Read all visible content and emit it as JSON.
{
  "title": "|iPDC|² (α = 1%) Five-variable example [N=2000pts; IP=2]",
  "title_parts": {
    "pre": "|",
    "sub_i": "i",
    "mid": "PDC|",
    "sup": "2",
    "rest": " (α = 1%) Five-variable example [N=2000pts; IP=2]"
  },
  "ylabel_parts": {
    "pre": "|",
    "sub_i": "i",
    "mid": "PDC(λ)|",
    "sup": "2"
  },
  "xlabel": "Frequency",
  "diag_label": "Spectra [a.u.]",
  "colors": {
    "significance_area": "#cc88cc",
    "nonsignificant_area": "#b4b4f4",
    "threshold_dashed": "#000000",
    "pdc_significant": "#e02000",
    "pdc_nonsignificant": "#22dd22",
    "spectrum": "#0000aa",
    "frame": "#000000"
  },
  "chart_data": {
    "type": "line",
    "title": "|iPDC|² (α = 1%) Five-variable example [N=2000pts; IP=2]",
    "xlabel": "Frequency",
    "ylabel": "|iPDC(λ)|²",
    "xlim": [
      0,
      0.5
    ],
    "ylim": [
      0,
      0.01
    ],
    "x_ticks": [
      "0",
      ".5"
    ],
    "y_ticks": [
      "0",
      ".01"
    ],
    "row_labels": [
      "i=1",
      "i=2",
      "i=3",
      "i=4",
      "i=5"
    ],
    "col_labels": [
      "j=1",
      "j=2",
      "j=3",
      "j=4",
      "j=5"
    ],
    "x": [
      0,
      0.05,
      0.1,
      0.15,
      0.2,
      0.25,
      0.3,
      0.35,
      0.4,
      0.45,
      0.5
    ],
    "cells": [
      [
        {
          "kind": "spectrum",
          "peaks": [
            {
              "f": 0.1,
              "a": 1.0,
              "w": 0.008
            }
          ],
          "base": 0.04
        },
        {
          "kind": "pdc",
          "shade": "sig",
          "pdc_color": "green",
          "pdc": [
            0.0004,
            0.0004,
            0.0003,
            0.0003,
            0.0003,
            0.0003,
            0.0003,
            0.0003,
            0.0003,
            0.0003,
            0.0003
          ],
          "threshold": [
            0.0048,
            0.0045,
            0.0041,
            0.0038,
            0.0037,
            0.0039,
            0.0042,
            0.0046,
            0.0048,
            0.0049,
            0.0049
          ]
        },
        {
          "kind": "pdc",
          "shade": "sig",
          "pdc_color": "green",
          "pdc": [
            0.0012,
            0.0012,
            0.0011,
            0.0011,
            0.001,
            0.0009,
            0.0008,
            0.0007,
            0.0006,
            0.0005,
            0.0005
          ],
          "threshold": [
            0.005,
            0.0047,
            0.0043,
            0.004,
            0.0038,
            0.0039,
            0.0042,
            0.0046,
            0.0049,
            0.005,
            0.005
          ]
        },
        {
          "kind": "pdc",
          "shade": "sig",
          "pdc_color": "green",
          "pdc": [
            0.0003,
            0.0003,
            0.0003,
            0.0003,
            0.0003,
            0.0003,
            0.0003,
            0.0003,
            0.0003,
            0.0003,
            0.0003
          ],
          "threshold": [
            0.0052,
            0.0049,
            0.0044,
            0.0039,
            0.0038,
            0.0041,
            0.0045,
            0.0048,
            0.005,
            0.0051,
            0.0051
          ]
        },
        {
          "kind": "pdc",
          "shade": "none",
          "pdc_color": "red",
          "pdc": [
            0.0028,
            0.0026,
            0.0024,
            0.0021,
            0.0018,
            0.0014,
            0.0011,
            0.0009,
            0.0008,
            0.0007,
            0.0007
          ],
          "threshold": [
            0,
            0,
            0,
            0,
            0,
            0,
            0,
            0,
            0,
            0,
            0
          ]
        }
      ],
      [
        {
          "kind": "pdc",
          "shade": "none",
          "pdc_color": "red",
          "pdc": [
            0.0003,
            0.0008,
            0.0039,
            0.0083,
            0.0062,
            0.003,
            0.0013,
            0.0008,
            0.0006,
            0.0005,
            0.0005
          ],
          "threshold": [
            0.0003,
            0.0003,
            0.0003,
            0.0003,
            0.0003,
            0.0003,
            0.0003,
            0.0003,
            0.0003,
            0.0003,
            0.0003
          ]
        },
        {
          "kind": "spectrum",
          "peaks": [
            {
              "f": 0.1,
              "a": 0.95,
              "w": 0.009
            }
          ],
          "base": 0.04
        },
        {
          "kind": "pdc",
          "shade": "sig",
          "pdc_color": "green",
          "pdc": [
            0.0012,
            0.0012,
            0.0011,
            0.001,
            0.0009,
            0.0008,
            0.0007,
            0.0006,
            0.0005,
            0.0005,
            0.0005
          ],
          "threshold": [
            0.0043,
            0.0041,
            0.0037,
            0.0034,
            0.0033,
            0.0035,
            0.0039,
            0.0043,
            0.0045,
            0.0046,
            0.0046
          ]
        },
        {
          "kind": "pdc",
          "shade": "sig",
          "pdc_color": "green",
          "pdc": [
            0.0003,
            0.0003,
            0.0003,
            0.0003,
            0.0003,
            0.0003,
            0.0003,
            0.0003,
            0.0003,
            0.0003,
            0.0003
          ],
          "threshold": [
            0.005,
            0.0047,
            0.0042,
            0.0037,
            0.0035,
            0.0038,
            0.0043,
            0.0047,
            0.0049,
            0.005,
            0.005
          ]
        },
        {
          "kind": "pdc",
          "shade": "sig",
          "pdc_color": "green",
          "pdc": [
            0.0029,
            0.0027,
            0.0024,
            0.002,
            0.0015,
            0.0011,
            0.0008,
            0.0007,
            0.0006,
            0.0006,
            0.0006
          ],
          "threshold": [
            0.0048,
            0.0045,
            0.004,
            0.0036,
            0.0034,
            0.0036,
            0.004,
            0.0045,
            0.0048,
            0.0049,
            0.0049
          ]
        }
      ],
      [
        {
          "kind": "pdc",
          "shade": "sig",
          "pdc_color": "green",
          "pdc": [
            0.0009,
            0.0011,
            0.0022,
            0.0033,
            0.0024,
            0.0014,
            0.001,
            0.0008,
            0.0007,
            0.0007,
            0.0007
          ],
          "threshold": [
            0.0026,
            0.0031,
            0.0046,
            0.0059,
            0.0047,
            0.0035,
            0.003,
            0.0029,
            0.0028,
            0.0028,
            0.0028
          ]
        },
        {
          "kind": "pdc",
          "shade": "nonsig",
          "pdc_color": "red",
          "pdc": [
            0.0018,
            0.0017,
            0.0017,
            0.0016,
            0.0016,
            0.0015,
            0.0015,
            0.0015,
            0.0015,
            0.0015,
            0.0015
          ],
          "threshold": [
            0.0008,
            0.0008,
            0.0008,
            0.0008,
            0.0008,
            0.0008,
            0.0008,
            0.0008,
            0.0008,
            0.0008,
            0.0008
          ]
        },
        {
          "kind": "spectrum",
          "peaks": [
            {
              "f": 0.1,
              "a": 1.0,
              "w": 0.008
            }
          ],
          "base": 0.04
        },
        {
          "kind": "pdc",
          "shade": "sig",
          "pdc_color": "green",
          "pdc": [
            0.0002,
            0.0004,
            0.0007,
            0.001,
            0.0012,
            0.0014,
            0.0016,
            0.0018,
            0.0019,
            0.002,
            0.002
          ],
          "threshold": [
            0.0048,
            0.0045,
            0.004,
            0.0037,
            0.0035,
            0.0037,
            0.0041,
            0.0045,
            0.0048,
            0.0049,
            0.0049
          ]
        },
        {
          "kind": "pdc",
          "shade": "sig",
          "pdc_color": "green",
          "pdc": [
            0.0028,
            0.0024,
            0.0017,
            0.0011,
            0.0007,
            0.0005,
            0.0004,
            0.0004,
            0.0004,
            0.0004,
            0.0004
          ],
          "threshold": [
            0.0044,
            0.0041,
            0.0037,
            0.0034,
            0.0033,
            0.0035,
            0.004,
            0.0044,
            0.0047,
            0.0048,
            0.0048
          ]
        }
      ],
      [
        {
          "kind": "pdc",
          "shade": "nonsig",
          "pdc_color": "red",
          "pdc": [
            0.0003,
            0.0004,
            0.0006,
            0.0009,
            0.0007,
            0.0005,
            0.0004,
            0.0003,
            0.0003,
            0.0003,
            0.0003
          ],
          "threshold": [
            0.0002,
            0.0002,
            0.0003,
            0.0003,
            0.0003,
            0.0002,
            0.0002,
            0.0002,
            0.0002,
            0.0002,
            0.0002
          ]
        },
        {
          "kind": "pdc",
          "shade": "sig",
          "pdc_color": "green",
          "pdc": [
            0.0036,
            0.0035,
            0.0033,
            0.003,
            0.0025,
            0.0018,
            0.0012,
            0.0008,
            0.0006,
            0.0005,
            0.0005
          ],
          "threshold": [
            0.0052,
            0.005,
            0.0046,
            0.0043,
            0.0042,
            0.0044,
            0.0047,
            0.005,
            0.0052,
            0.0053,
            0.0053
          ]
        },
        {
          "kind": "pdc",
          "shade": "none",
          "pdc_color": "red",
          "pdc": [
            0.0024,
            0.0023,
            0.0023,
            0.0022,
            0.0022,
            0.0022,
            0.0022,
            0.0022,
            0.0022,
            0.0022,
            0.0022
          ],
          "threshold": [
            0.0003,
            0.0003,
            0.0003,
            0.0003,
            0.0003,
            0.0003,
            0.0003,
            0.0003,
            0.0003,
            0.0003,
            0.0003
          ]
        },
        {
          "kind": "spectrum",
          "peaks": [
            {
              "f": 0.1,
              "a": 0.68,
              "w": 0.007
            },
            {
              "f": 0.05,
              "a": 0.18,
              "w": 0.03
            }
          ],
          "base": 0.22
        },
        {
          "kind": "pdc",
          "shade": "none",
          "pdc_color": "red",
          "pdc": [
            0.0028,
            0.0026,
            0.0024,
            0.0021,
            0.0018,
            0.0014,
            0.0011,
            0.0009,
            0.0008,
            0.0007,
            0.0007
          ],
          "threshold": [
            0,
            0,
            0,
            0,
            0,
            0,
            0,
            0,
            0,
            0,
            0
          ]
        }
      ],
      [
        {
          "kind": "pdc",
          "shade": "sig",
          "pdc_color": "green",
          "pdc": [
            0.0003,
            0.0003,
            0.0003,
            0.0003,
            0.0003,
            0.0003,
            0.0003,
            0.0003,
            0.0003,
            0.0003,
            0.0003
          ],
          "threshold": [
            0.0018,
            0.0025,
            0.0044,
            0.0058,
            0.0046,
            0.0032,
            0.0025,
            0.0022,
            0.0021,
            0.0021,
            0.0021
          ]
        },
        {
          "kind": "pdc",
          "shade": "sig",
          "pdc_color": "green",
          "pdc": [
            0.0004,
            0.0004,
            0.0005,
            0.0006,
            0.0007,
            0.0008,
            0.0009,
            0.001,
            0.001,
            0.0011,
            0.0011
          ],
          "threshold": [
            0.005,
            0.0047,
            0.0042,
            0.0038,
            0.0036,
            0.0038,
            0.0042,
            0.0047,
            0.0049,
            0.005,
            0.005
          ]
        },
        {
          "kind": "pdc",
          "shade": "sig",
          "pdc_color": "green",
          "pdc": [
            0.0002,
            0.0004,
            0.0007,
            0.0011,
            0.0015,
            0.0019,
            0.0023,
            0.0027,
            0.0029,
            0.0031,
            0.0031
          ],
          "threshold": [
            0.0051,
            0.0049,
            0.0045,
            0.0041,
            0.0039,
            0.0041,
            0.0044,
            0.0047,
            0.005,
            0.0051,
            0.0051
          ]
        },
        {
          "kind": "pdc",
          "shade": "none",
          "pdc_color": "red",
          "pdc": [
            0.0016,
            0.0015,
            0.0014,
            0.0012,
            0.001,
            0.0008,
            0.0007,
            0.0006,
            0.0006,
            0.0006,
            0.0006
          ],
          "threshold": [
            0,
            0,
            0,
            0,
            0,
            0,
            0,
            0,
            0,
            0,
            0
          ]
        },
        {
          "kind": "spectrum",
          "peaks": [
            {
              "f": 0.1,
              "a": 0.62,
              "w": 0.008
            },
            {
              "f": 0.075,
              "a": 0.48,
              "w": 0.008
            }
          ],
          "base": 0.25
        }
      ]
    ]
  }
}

**EXERCISE**:
Return every line above in which the string "iPDC" occurs.

**RESULT OF THIS TASK**:
  "title": "|iPDC|² (α = 1%) Five-variable example [N=2000pts; IP=2]",
    "title": "|iPDC|² (α = 1%) Five-variable example [N=2000pts; IP=2]",
    "ylabel": "|iPDC(λ)|²",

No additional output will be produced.